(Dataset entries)
◆ ◆ ◆ ◆ ◆ ◆ ◆

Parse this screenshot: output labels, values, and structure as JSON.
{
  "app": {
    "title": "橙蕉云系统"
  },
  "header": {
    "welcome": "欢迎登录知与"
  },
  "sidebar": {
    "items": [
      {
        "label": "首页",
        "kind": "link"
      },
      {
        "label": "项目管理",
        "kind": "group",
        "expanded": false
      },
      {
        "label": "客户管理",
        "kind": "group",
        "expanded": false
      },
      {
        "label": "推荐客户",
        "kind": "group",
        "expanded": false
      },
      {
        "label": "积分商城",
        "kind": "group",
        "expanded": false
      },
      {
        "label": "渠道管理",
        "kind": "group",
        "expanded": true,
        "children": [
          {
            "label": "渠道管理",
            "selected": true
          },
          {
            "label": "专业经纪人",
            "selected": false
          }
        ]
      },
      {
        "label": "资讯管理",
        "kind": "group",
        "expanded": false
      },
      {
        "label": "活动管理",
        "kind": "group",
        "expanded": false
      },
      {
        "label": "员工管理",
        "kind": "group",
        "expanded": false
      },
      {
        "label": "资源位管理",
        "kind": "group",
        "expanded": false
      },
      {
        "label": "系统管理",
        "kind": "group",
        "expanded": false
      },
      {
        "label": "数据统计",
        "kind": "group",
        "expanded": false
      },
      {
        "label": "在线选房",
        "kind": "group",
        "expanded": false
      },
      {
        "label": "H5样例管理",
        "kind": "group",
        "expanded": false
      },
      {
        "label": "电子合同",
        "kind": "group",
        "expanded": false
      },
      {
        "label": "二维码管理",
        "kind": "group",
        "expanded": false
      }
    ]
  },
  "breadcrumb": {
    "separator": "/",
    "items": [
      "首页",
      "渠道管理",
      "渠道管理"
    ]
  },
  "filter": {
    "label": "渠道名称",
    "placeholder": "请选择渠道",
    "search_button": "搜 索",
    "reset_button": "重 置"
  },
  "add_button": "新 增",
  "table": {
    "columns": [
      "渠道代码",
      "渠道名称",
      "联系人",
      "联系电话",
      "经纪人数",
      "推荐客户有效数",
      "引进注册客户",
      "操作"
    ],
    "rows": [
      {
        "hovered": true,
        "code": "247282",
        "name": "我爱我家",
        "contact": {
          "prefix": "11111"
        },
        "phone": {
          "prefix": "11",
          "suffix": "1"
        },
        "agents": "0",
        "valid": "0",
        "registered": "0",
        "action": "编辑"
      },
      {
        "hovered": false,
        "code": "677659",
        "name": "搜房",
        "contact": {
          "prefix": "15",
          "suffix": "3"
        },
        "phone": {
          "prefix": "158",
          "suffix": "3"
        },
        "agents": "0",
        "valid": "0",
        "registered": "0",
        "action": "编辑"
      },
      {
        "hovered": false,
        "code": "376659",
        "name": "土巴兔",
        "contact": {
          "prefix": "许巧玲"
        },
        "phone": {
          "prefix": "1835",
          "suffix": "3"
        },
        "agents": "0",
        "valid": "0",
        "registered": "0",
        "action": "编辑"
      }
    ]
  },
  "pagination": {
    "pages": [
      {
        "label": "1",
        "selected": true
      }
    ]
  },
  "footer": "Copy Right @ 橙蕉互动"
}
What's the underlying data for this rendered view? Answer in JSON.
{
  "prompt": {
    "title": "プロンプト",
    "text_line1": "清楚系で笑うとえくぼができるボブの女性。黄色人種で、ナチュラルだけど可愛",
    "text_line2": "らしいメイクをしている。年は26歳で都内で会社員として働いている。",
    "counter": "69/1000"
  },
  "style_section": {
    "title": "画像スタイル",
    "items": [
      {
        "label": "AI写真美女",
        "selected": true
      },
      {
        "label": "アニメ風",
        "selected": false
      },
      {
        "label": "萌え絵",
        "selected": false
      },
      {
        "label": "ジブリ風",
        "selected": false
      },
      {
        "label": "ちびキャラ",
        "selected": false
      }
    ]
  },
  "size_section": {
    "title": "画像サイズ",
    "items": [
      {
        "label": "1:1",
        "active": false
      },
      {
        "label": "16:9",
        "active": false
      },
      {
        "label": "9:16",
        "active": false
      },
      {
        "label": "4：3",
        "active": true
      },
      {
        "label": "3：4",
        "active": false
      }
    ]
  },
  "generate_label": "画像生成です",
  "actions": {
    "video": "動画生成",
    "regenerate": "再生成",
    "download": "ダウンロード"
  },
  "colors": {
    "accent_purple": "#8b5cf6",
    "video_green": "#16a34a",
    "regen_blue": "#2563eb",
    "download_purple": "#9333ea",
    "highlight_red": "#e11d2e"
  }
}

◆ ◆ ◆ ◆ ◆ ◆ ◆

Task
Output the whole listing above again, word for word.

Result of this task
Parse this screenshot: output labels, values, and structure as JSON.
{
  "app": {
    "title": "橙蕉云系统"
  },
  "header": {
    "welcome": "欢迎登录知与"
  },
  "sidebar": {
    "items": [
      {
        "label": "首页",
        "kind": "link"
      },
      {
        "label": "项目管理",
        "kind": "group",
        "expanded": false
      },
      {
        "label": "客户管理",
        "kind": "group",
        "expanded": false
      },
      {
        "label": "推荐客户",
        "kind": "group",
        "expanded": false
      },
      {
        "label": "积分商城",
        "kind": "group",
        "expanded": false
      },
      {
        "label": "渠道管理",
        "kind": "group",
        "expanded": true,
        "children": [
          {
            "label": "渠道管理",
            "selected": true
          },
          {
            "label": "专业经纪人",
            "selected": false
          }
        ]
      },
      {
        "label": "资讯管理",
        "kind": "group",
        "expanded": false
      },
      {
        "label": "活动管理",
        "kind": "group",
        "expanded": false
      },
      {
        "label": "员工管理",
        "kind": "group",
        "expanded": false
      },
      {
        "label": "资源位管理",
        "kind": "group",
        "expanded": false
      },
      {
        "label": "系统管理",
        "kind": "group",
        "expanded": false
      },
      {
        "label": "数据统计",
        "kind": "group",
        "expanded": false
      },
      {
        "label": "在线选房",
        "kind": "group",
        "expanded": false
      },
      {
        "label": "H5样例管理",
        "kind": "group",
        "expanded": false
      },
      {
        "label": "电子合同",
        "kind": "group",
        "expanded": false
      },
      {
        "label": "二维码管理",
        "kind": "group",
        "expanded": false
      }
    ]
  },
  "breadcrumb": {
    "separator": "/",
    "items": [
      "首页",
      "渠道管理",
      "渠道管理"
    ]
  },
  "filter": {
    "label": "渠道名称",
    "placeholder": "请选择渠道",
    "search_button": "搜 索",
    "reset_button": "重 置"
  },
  "add_button": "新 增",
  "table": {
    "columns": [
      "渠道代码",
      "渠道名称",
      "联系人",
      "联系电话",
      "经纪人数",
      "推荐客户有效数",
      "引进注册客户",
      "操作"
    ],
    "rows": [
      {
        "hovered": true,
        "code": "247282",
        "name": "我爱我家",
        "contact": {
          "prefix": "11111"
        },
        "phone": {
          "prefix": "11",
          "suffix": "1"
        },
        "agents": "0",
        "valid": "0",
        "registered": "0",
        "action": "编辑"
      },
      {
        "hovered": false,
        "code": "677659",
        "name": "搜房",
        "contact": {
          "prefix": "15",
          "suffix": "3"
        },
        "phone": {
          "prefix": "158",
          "suffix": "3"
        },
        "agents": "0",
        "valid": "0",
        "registered": "0",
        "action": "编辑"
      },
      {
        "hovered": false,
        "code": "376659",
        "name": "土巴兔",
        "contact": {
          "prefix": "许巧玲"
        },
        "phone": {
          "prefix": "1835",
          "suffix": "3"
        },
        "agents": "0",
        "valid": "0",
        "registered": "0",
        "action": "编辑"
      }
    ]
  },
  "pagination": {
    "pages": [
      {
        "label": "1",
        "selected": true
      }
    ]
  },
  "footer": "Copy Right @ 橙蕉互动"
}
What's the underlying data for this rendered view? Answer in JSON.
{
  "prompt": {
    "title": "プロンプト",
    "text_line1": "清楚系で笑うとえくぼができるボブの女性。黄色人種で、ナチュラルだけど可愛",
    "text_line2": "らしいメイクをしている。年は26歳で都内で会社員として働いている。",
    "counter": "69/1000"
  },
  "style_section": {
    "title": "画像スタイル",
    "items": [
      {
        "label": "AI写真美女",
        "selected": true
      },
      {
        "label": "アニメ風",
        "selected": false
      },
      {
        "label": "萌え絵",
        "selected": false
      },
      {
        "label": "ジブリ風",
        "selected": false
      },
      {
        "label": "ちびキャラ",
        "selected": false
      }
    ]
  },
  "size_section": {
    "title": "画像サイズ",
    "items": [
      {
        "label": "1:1",
        "active": false
      },
      {
        "label": "16:9",
        "active": false
      },
      {
        "label": "9:16",
        "active": false
      },
      {
        "label": "4：3",
        "active": true
      },
      {
        "label": "3：4",
        "active": false
      }
    ]
  },
  "generate_label": "画像生成です",
  "actions": {
    "video": "動画生成",
    "regenerate": "再生成",
    "download": "ダウンロード"
  },
  "colors": {
    "accent_purple": "#8b5cf6",
    "video_green": "#16a34a",
    "regen_blue": "#2563eb",
    "download_purple": "#9333ea",
    "highlight_red": "#e11d2e"
  }
}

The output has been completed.